Data records:
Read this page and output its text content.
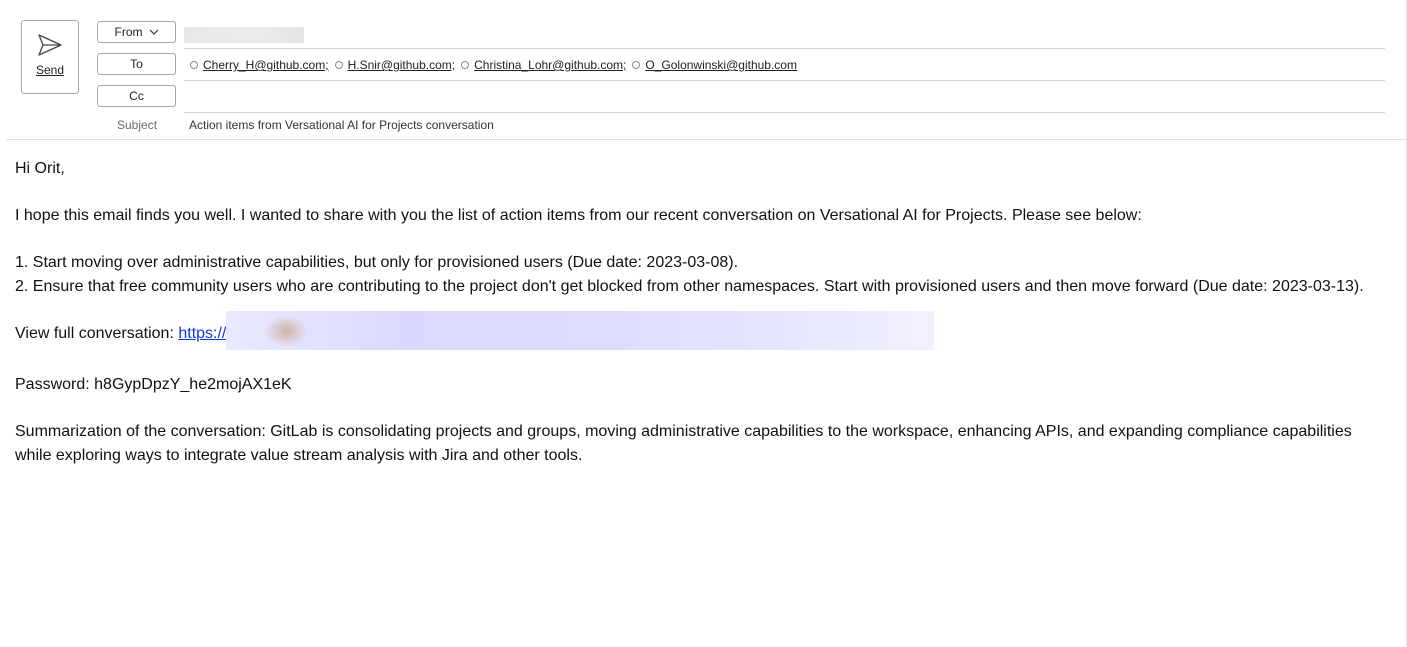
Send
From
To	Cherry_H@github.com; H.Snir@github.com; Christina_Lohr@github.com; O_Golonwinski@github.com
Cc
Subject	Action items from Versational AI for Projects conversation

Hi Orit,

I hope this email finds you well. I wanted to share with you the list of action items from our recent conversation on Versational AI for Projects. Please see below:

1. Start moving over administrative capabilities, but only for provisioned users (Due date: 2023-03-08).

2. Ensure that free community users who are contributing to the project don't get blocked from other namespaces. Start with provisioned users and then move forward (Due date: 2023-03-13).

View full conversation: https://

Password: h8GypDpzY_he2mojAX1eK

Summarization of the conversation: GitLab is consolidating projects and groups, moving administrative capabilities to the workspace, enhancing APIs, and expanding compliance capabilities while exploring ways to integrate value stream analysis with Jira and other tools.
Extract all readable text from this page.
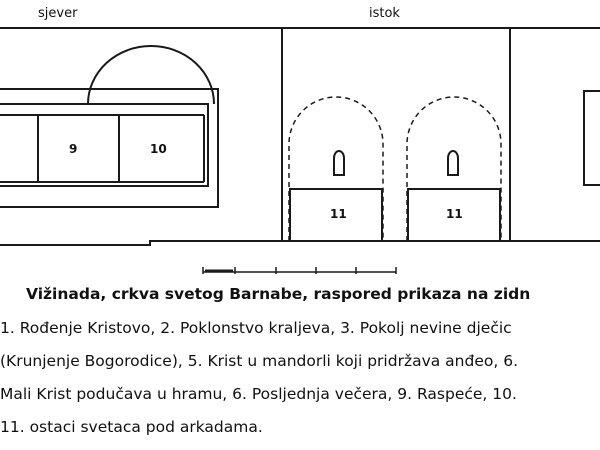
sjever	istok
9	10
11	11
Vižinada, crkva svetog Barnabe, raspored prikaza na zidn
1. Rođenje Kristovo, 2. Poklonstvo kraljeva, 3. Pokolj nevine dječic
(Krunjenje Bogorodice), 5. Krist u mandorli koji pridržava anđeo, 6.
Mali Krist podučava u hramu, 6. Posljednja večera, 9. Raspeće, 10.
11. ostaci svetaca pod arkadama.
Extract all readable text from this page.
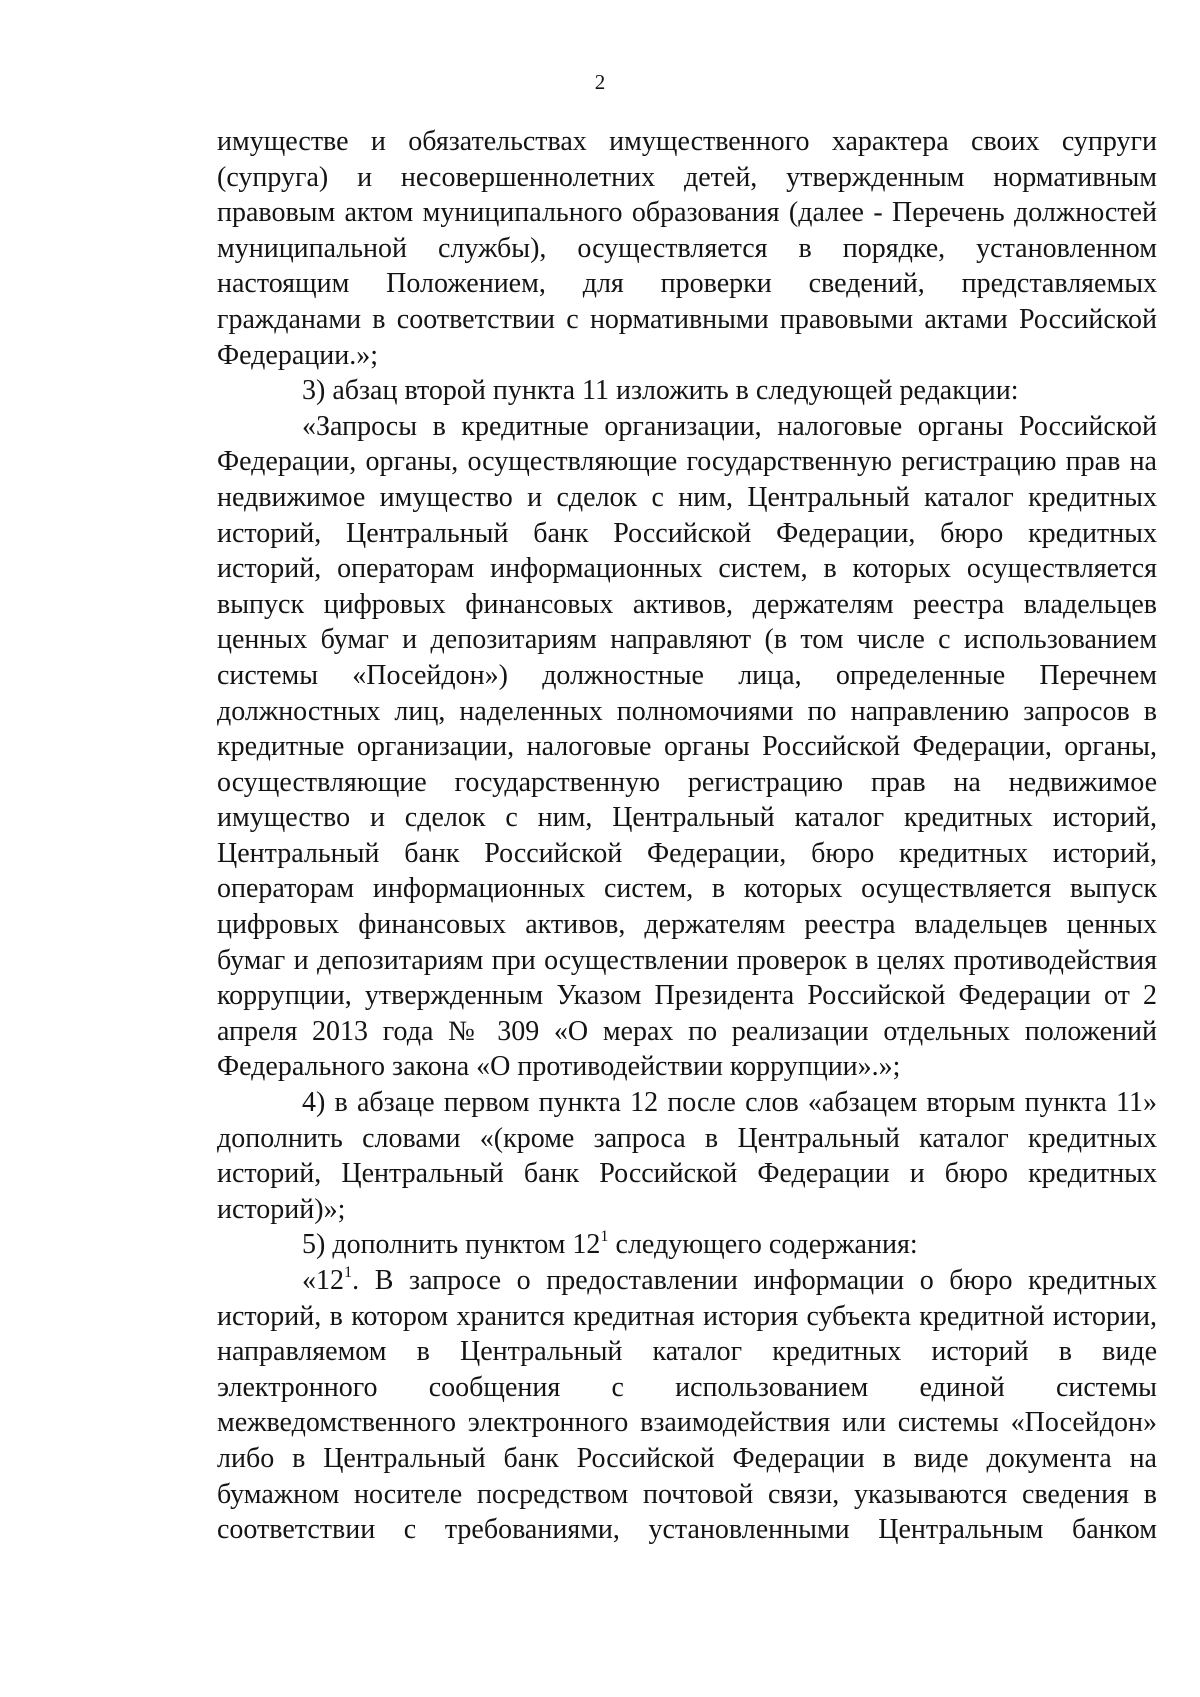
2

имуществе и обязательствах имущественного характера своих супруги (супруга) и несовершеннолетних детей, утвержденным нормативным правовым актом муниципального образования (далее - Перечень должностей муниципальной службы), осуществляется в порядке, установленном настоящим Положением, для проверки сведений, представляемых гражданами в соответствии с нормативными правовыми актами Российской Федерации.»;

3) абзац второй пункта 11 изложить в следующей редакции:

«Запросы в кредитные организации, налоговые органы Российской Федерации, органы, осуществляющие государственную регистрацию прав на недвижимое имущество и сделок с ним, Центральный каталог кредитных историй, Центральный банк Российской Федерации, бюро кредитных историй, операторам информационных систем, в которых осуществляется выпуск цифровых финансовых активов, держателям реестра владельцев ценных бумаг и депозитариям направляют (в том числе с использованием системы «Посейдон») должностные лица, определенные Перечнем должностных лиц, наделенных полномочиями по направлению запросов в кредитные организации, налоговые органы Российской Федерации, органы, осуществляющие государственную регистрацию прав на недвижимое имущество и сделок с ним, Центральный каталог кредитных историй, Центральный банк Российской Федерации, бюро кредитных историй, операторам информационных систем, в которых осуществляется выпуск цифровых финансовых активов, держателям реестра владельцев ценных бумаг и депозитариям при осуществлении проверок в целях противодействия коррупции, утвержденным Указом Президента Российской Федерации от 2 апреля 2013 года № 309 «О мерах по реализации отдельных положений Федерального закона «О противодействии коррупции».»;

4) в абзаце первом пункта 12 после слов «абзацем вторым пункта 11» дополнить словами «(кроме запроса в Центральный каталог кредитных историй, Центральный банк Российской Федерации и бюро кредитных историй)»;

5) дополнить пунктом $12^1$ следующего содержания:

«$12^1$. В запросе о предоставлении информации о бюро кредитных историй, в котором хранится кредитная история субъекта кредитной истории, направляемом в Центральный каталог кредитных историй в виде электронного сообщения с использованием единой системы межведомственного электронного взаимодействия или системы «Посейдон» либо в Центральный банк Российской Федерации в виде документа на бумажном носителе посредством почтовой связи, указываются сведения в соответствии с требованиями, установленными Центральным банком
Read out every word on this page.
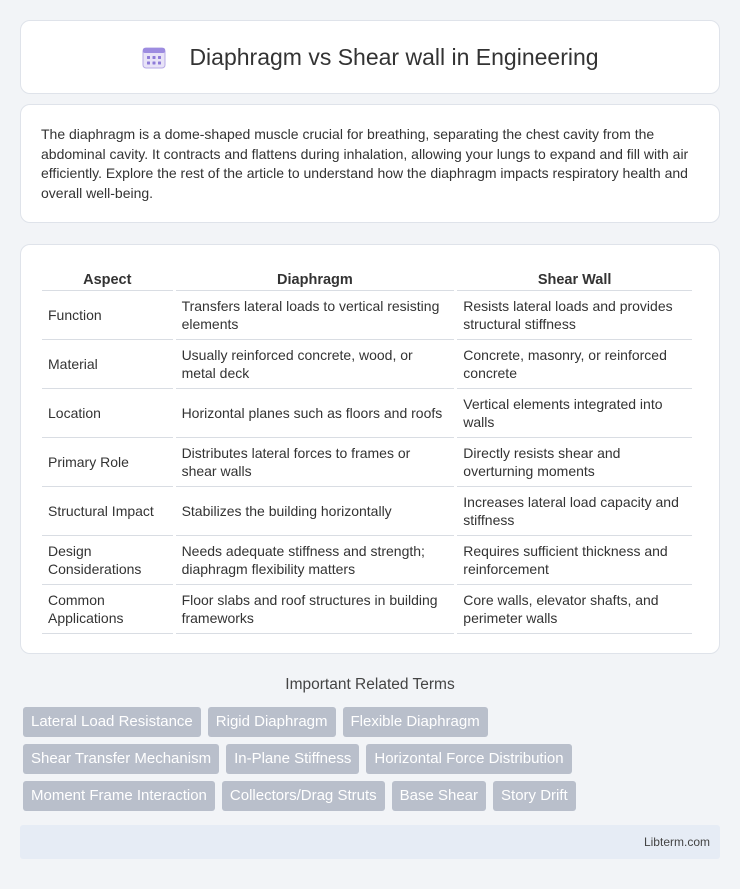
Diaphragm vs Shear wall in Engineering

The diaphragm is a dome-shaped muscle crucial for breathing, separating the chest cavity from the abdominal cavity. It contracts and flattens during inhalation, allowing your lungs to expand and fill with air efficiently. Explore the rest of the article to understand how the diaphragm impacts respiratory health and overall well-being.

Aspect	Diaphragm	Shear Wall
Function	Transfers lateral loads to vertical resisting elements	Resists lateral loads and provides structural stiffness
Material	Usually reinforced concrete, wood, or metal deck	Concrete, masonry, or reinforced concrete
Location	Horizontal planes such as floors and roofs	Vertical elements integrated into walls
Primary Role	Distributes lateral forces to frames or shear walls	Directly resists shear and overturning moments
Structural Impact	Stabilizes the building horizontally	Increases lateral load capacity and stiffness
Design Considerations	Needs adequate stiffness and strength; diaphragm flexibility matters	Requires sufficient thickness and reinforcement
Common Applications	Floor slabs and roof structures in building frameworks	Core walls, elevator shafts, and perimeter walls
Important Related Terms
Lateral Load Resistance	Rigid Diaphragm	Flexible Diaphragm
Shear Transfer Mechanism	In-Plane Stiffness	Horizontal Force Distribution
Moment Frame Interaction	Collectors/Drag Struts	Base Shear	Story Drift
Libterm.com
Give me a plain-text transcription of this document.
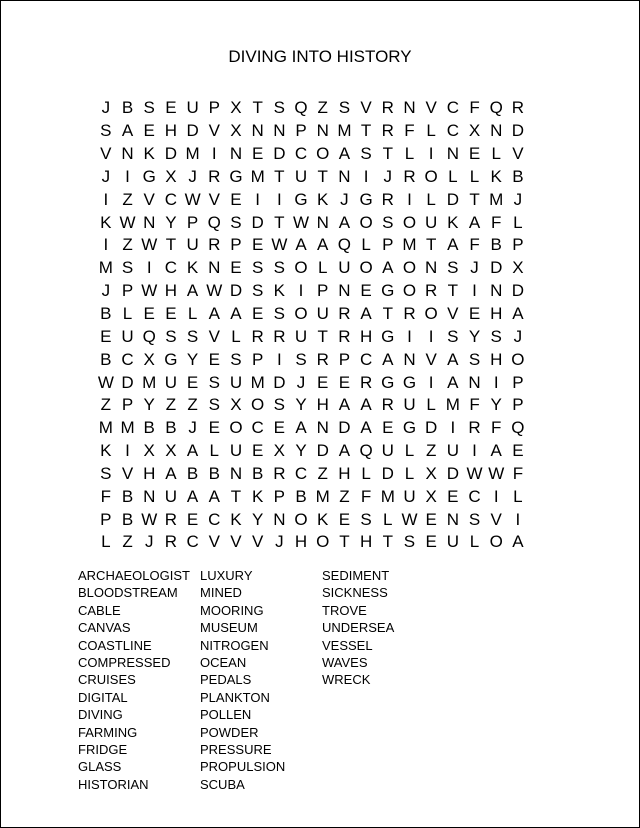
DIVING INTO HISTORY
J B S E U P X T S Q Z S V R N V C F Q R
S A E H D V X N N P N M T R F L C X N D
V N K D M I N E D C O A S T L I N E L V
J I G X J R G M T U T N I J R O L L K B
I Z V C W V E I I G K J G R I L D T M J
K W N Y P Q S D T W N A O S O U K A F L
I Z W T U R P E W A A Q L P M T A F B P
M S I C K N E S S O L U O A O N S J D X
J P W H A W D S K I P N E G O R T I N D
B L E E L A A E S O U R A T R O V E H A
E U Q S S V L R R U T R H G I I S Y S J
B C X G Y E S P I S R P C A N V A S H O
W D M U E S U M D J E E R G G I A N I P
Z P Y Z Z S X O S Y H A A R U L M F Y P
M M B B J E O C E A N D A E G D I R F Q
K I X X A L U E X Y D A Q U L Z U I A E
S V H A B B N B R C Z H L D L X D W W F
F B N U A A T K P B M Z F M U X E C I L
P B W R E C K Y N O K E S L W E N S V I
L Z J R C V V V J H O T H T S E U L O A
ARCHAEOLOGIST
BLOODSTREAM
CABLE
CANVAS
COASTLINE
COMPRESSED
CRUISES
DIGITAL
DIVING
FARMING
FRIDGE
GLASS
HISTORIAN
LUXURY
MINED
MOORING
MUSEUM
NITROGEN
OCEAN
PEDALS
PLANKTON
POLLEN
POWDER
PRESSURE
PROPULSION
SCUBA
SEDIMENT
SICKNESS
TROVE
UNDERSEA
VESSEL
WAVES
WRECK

**DIRECTIONS FOR THIS TASK**
Count every line above that holds the string "capabilities" and give the total, nothing more.

**REPLY**
2